* [GOAL OF THE EXERCISE]: The records that follow must be repeated verbatim, every one of them.

* [DATASET RECORDS]:
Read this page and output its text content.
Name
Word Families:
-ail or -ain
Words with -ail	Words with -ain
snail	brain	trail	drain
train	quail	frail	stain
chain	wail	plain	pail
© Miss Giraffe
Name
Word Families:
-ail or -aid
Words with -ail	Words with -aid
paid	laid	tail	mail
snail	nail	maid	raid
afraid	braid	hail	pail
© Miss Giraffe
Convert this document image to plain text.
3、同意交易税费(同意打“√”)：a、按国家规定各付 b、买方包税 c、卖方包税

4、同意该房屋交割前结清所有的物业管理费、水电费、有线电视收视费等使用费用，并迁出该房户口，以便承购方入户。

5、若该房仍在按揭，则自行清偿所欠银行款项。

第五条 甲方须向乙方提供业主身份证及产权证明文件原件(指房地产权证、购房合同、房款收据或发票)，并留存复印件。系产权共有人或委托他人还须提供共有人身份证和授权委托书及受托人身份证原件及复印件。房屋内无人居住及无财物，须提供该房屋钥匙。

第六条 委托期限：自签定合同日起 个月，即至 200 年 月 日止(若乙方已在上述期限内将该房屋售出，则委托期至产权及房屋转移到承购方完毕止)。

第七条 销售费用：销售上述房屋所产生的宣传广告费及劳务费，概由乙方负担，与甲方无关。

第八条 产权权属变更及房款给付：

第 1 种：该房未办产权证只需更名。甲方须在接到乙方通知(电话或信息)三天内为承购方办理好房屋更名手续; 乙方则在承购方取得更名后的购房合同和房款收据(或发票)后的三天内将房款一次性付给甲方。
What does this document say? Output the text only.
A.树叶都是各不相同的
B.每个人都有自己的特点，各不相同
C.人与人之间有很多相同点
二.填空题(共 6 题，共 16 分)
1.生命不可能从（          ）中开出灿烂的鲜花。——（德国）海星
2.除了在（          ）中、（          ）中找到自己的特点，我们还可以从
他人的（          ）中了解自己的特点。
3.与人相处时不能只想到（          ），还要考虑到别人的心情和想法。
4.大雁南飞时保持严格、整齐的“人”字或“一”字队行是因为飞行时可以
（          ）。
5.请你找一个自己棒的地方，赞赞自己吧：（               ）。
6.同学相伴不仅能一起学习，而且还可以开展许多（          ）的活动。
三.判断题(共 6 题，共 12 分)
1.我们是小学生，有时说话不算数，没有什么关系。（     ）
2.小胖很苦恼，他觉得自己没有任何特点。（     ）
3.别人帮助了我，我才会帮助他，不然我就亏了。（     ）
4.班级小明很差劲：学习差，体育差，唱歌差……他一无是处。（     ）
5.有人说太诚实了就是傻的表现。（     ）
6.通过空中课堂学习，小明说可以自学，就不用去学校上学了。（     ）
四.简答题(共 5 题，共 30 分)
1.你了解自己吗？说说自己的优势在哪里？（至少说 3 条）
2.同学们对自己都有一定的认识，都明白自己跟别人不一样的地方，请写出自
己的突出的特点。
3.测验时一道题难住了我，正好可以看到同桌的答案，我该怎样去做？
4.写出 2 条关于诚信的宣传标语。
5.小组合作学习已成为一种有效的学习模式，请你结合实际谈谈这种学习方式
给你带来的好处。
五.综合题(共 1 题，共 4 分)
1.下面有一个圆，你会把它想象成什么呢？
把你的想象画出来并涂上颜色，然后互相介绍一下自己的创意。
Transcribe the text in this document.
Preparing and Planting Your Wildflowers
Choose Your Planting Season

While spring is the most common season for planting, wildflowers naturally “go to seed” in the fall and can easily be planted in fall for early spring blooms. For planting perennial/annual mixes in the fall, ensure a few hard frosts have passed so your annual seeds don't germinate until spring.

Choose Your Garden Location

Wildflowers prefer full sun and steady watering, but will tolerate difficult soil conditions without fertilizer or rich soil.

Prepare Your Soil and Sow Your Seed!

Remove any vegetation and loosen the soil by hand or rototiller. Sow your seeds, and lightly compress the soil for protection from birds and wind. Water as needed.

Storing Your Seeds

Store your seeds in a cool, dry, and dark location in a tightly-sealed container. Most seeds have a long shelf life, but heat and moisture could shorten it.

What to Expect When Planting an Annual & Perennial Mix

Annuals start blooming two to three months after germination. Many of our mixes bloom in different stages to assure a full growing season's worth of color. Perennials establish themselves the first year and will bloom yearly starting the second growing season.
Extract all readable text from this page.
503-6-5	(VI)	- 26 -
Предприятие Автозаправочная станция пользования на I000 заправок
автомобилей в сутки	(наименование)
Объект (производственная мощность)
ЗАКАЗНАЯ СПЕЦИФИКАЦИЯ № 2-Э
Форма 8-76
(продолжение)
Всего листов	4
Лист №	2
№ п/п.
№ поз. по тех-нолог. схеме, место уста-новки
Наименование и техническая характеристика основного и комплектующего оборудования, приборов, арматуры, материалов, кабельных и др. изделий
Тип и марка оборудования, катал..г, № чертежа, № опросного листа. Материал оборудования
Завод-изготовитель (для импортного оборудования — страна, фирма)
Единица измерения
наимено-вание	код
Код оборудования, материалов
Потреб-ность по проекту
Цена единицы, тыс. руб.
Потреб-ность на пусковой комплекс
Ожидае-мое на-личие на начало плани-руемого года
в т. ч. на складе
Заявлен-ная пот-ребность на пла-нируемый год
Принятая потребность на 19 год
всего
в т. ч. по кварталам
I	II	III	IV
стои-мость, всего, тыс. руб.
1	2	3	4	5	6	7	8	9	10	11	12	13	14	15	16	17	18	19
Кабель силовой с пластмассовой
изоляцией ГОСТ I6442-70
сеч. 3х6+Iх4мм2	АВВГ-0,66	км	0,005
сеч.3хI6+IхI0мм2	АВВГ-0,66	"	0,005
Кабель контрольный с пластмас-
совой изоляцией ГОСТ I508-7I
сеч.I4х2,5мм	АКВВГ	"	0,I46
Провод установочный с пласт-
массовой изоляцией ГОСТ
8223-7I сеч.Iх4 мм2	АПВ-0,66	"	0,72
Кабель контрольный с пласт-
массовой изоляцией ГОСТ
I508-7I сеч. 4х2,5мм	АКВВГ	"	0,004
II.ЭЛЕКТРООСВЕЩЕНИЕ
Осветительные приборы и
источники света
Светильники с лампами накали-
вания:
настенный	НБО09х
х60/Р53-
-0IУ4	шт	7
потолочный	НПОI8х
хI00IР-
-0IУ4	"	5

* [WRITTEN ANSWER]:
Read this page and output its text content.
Name
Word Families:
-ail or -ain
Words with -ail	Words with -ain
snail	brain	trail	drain
train	quail	frail	stain
chain	wail	plain	pail
© Miss Giraffe
Name
Word Families:
-ail or -aid
Words with -ail	Words with -aid
paid	laid	tail	mail
snail	nail	maid	raid
afraid	braid	hail	pail
© Miss Giraffe
Convert this document image to plain text.
3、同意交易税费(同意打“√”)：a、按国家规定各付 b、买方包税 c、卖方包税

4、同意该房屋交割前结清所有的物业管理费、水电费、有线电视收视费等使用费用，并迁出该房户口，以便承购方入户。

5、若该房仍在按揭，则自行清偿所欠银行款项。

第五条 甲方须向乙方提供业主身份证及产权证明文件原件(指房地产权证、购房合同、房款收据或发票)，并留存复印件。系产权共有人或委托他人还须提供共有人身份证和授权委托书及受托人身份证原件及复印件。房屋内无人居住及无财物，须提供该房屋钥匙。

第六条 委托期限：自签定合同日起 个月，即至 200 年 月 日止(若乙方已在上述期限内将该房屋售出，则委托期至产权及房屋转移到承购方完毕止)。

第七条 销售费用：销售上述房屋所产生的宣传广告费及劳务费，概由乙方负担，与甲方无关。

第八条 产权权属变更及房款给付：

第 1 种：该房未办产权证只需更名。甲方须在接到乙方通知(电话或信息)三天内为承购方办理好房屋更名手续; 乙方则在承购方取得更名后的购房合同和房款收据(或发票)后的三天内将房款一次性付给甲方。
What does this document say? Output the text only.
A.树叶都是各不相同的
B.每个人都有自己的特点，各不相同
C.人与人之间有很多相同点
二.填空题(共 6 题，共 16 分)
1.生命不可能从（          ）中开出灿烂的鲜花。——（德国）海星
2.除了在（          ）中、（          ）中找到自己的特点，我们还可以从
他人的（          ）中了解自己的特点。
3.与人相处时不能只想到（          ），还要考虑到别人的心情和想法。
4.大雁南飞时保持严格、整齐的“人”字或“一”字队行是因为飞行时可以
（          ）。
5.请你找一个自己棒的地方，赞赞自己吧：（               ）。
6.同学相伴不仅能一起学习，而且还可以开展许多（          ）的活动。
三.判断题(共 6 题，共 12 分)
1.我们是小学生，有时说话不算数，没有什么关系。（     ）
2.小胖很苦恼，他觉得自己没有任何特点。（     ）
3.别人帮助了我，我才会帮助他，不然我就亏了。（     ）
4.班级小明很差劲：学习差，体育差，唱歌差……他一无是处。（     ）
5.有人说太诚实了就是傻的表现。（     ）
6.通过空中课堂学习，小明说可以自学，就不用去学校上学了。（     ）
四.简答题(共 5 题，共 30 分)
1.你了解自己吗？说说自己的优势在哪里？（至少说 3 条）
2.同学们对自己都有一定的认识，都明白自己跟别人不一样的地方，请写出自
己的突出的特点。
3.测验时一道题难住了我，正好可以看到同桌的答案，我该怎样去做？
4.写出 2 条关于诚信的宣传标语。
5.小组合作学习已成为一种有效的学习模式，请你结合实际谈谈这种学习方式
给你带来的好处。
五.综合题(共 1 题，共 4 分)
1.下面有一个圆，你会把它想象成什么呢？
把你的想象画出来并涂上颜色，然后互相介绍一下自己的创意。
Transcribe the text in this document.
Preparing and Planting Your Wildflowers
Choose Your Planting Season

While spring is the most common season for planting, wildflowers naturally “go to seed” in the fall and can easily be planted in fall for early spring blooms. For planting perennial/annual mixes in the fall, ensure a few hard frosts have passed so your annual seeds don't germinate until spring.

Choose Your Garden Location

Wildflowers prefer full sun and steady watering, but will tolerate difficult soil conditions without fertilizer or rich soil.

Prepare Your Soil and Sow Your Seed!

Remove any vegetation and loosen the soil by hand or rototiller. Sow your seeds, and lightly compress the soil for protection from birds and wind. Water as needed.

Storing Your Seeds

Store your seeds in a cool, dry, and dark location in a tightly-sealed container. Most seeds have a long shelf life, but heat and moisture could shorten it.

What to Expect When Planting an Annual & Perennial Mix

Annuals start blooming two to three months after germination. Many of our mixes bloom in different stages to assure a full growing season's worth of color. Perennials establish themselves the first year and will bloom yearly starting the second growing season.
Extract all readable text from this page.
503-6-5	(VI)	- 26 -
Предприятие Автозаправочная станция пользования на I000 заправок
автомобилей в сутки	(наименование)
Объект (производственная мощность)
ЗАКАЗНАЯ СПЕЦИФИКАЦИЯ № 2-Э
Форма 8-76
(продолжение)
Всего листов	4
Лист №	2
№ п/п.
№ поз. по тех-нолог. схеме, место уста-новки
Наименование и техническая характеристика основного и комплектующего оборудования, приборов, арматуры, материалов, кабельных и др. изделий
Тип и марка оборудования, катал..г, № чертежа, № опросного листа. Материал оборудования
Завод-изготовитель (для импортного оборудования — страна, фирма)
Единица измерения
наимено-вание	код
Код оборудования, материалов
Потреб-ность по проекту
Цена единицы, тыс. руб.
Потреб-ность на пусковой комплекс
Ожидае-мое на-личие на начало плани-руемого года
в т. ч. на складе
Заявлен-ная пот-ребность на пла-нируемый год
Принятая потребность на 19 год
всего
в т. ч. по кварталам
I	II	III	IV
стои-мость, всего, тыс. руб.
1	2	3	4	5	6	7	8	9	10	11	12	13	14	15	16	17	18	19
Кабель силовой с пластмассовой
изоляцией ГОСТ I6442-70
сеч. 3х6+Iх4мм2	АВВГ-0,66	км	0,005
сеч.3хI6+IхI0мм2	АВВГ-0,66	"	0,005
Кабель контрольный с пластмас-
совой изоляцией ГОСТ I508-7I
сеч.I4х2,5мм	АКВВГ	"	0,I46
Провод установочный с пласт-
массовой изоляцией ГОСТ
8223-7I сеч.Iх4 мм2	АПВ-0,66	"	0,72
Кабель контрольный с пласт-
массовой изоляцией ГОСТ
I508-7I сеч. 4х2,5мм	АКВВГ	"	0,004
II.ЭЛЕКТРООСВЕЩЕНИЕ
Осветительные приборы и
источники света
Светильники с лампами накали-
вания:
настенный	НБО09х
х60/Р53-
-0IУ4	шт	7
потолочный	НПОI8х
хI00IР-
-0IУ4	"	5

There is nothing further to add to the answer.